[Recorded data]
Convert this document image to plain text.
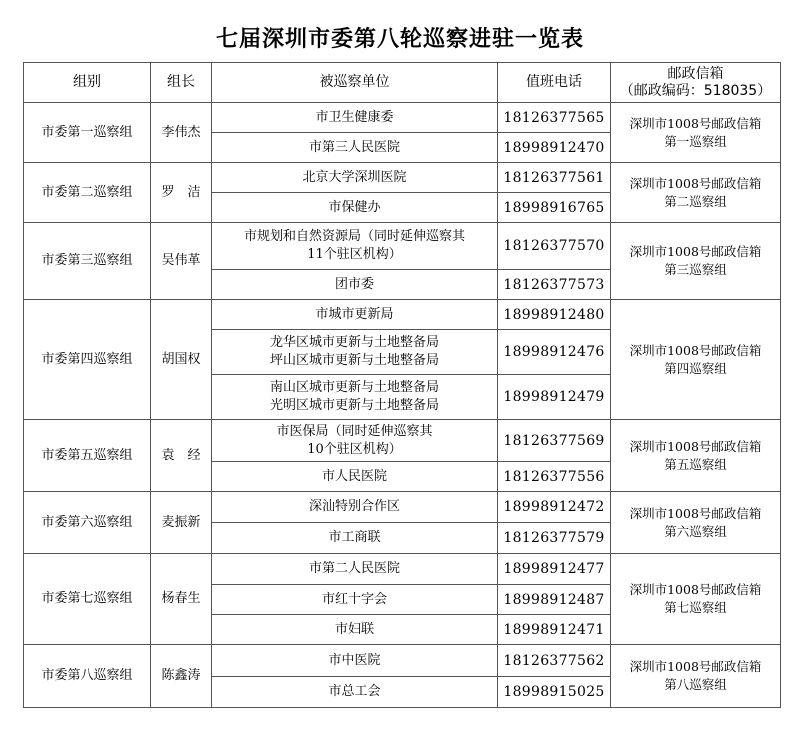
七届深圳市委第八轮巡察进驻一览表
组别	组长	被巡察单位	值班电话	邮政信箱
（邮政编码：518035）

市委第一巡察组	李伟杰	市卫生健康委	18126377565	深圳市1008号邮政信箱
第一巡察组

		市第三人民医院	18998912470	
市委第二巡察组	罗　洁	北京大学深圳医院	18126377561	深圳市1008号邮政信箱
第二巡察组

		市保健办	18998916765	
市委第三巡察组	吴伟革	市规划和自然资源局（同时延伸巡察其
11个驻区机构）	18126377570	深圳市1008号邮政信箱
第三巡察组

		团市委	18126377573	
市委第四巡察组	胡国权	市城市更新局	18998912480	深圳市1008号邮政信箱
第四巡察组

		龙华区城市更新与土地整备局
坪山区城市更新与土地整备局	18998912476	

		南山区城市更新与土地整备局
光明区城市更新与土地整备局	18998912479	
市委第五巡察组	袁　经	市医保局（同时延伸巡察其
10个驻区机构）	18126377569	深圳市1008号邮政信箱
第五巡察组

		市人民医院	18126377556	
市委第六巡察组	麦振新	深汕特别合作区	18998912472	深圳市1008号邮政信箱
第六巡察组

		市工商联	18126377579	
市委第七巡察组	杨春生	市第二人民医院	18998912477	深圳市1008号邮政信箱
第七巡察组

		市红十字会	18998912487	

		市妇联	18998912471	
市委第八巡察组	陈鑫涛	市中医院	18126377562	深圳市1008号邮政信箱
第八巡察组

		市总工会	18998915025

Problem details: Repeat each entry exactly as it appears; skip any picture.

Result:
Convert this document image to plain text.
七届深圳市委第八轮巡察进驻一览表
组别	组长	被巡察单位	值班电话	邮政信箱
（邮政编码：518035）

市委第一巡察组	李伟杰	市卫生健康委	18126377565	深圳市1008号邮政信箱
第一巡察组

		市第三人民医院	18998912470	
市委第二巡察组	罗　洁	北京大学深圳医院	18126377561	深圳市1008号邮政信箱
第二巡察组

		市保健办	18998916765	
市委第三巡察组	吴伟革	市规划和自然资源局（同时延伸巡察其
11个驻区机构）	18126377570	深圳市1008号邮政信箱
第三巡察组

		团市委	18126377573	
市委第四巡察组	胡国权	市城市更新局	18998912480	深圳市1008号邮政信箱
第四巡察组

		龙华区城市更新与土地整备局
坪山区城市更新与土地整备局	18998912476	

		南山区城市更新与土地整备局
光明区城市更新与土地整备局	18998912479	
市委第五巡察组	袁　经	市医保局（同时延伸巡察其
10个驻区机构）	18126377569	深圳市1008号邮政信箱
第五巡察组

		市人民医院	18126377556	
市委第六巡察组	麦振新	深汕特别合作区	18998912472	深圳市1008号邮政信箱
第六巡察组

		市工商联	18126377579	
市委第七巡察组	杨春生	市第二人民医院	18998912477	深圳市1008号邮政信箱
第七巡察组

		市红十字会	18998912487	

		市妇联	18998912471	
市委第八巡察组	陈鑫涛	市中医院	18126377562	深圳市1008号邮政信箱
第八巡察组

		市总工会	18998915025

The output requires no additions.